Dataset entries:

+===+

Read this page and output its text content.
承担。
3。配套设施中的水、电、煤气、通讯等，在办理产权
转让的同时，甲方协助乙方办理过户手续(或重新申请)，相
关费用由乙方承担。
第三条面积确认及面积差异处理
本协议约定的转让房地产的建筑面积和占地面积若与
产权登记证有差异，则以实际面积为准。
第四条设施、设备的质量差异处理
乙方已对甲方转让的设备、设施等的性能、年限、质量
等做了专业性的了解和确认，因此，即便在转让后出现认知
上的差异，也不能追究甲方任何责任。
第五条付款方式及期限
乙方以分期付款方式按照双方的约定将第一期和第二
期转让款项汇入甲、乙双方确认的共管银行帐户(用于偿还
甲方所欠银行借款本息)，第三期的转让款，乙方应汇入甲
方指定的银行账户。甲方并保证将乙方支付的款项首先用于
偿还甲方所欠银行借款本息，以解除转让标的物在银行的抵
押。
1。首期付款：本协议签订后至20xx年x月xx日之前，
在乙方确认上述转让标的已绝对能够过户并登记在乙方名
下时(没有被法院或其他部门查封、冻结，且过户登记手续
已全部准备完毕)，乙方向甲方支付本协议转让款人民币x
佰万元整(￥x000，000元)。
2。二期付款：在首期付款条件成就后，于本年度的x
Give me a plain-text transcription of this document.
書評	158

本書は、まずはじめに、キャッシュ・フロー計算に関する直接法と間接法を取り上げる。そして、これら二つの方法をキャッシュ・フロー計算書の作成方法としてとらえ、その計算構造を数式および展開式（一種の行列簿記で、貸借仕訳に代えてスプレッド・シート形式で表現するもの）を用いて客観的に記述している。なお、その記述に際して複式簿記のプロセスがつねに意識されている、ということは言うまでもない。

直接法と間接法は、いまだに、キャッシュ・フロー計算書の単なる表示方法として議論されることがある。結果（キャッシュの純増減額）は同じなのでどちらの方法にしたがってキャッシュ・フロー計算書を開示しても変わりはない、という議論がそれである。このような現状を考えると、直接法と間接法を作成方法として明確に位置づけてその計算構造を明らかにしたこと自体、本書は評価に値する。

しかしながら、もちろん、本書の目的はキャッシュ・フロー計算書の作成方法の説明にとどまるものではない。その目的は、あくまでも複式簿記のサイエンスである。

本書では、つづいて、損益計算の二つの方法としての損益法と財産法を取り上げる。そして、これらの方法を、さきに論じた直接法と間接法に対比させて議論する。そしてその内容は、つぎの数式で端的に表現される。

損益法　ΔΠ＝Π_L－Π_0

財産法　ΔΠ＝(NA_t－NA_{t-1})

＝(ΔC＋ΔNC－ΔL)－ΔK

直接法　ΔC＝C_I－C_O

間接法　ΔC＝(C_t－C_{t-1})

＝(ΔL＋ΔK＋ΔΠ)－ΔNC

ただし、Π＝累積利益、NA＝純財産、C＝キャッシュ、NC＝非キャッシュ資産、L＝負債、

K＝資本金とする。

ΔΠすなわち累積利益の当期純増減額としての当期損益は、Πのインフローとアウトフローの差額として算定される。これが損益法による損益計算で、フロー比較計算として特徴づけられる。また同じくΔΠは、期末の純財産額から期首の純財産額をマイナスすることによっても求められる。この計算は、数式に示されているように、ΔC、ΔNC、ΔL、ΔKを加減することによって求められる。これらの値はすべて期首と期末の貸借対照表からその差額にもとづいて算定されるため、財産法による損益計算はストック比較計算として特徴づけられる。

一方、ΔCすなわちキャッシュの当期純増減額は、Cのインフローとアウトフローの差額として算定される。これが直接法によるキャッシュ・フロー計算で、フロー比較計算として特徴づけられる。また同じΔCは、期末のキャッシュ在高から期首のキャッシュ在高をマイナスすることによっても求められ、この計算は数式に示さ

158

+===+

▸ What needs to be done
Return the lines from the line containing "Give me a plain-text" to the end of the entries above, exactly as they appear and with no other output.

▸ Solution to this problem
Give me a plain-text transcription of this document.
書評	158

本書は、まずはじめに、キャッシュ・フロー計算に関する直接法と間接法を取り上げる。そして、これら二つの方法をキャッシュ・フロー計算書の作成方法としてとらえ、その計算構造を数式および展開式（一種の行列簿記で、貸借仕訳に代えてスプレッド・シート形式で表現するもの）を用いて客観的に記述している。なお、その記述に際して複式簿記のプロセスがつねに意識されている、ということは言うまでもない。

直接法と間接法は、いまだに、キャッシュ・フロー計算書の単なる表示方法として議論されることがある。結果（キャッシュの純増減額）は同じなのでどちらの方法にしたがってキャッシュ・フロー計算書を開示しても変わりはない、という議論がそれである。このような現状を考えると、直接法と間接法を作成方法として明確に位置づけてその計算構造を明らかにしたこと自体、本書は評価に値する。

しかしながら、もちろん、本書の目的はキャッシュ・フロー計算書の作成方法の説明にとどまるものではない。その目的は、あくまでも複式簿記のサイエンスである。

本書では、つづいて、損益計算の二つの方法としての損益法と財産法を取り上げる。そして、これらの方法を、さきに論じた直接法と間接法に対比させて議論する。そしてその内容は、つぎの数式で端的に表現される。

損益法　ΔΠ＝Π_L－Π_0

財産法　ΔΠ＝(NA_t－NA_{t-1})

＝(ΔC＋ΔNC－ΔL)－ΔK

直接法　ΔC＝C_I－C_O

間接法　ΔC＝(C_t－C_{t-1})

＝(ΔL＋ΔK＋ΔΠ)－ΔNC

ただし、Π＝累積利益、NA＝純財産、C＝キャッシュ、NC＝非キャッシュ資産、L＝負債、

K＝資本金とする。

ΔΠすなわち累積利益の当期純増減額としての当期損益は、Πのインフローとアウトフローの差額として算定される。これが損益法による損益計算で、フロー比較計算として特徴づけられる。また同じくΔΠは、期末の純財産額から期首の純財産額をマイナスすることによっても求められる。この計算は、数式に示されているように、ΔC、ΔNC、ΔL、ΔKを加減することによって求められる。これらの値はすべて期首と期末の貸借対照表からその差額にもとづいて算定されるため、財産法による損益計算はストック比較計算として特徴づけられる。

一方、ΔCすなわちキャッシュの当期純増減額は、Cのインフローとアウトフローの差額として算定される。これが直接法によるキャッシュ・フロー計算で、フロー比較計算として特徴づけられる。また同じΔCは、期末のキャッシュ在高から期首のキャッシュ在高をマイナスすることによっても求められ、この計算は数式に示さ

158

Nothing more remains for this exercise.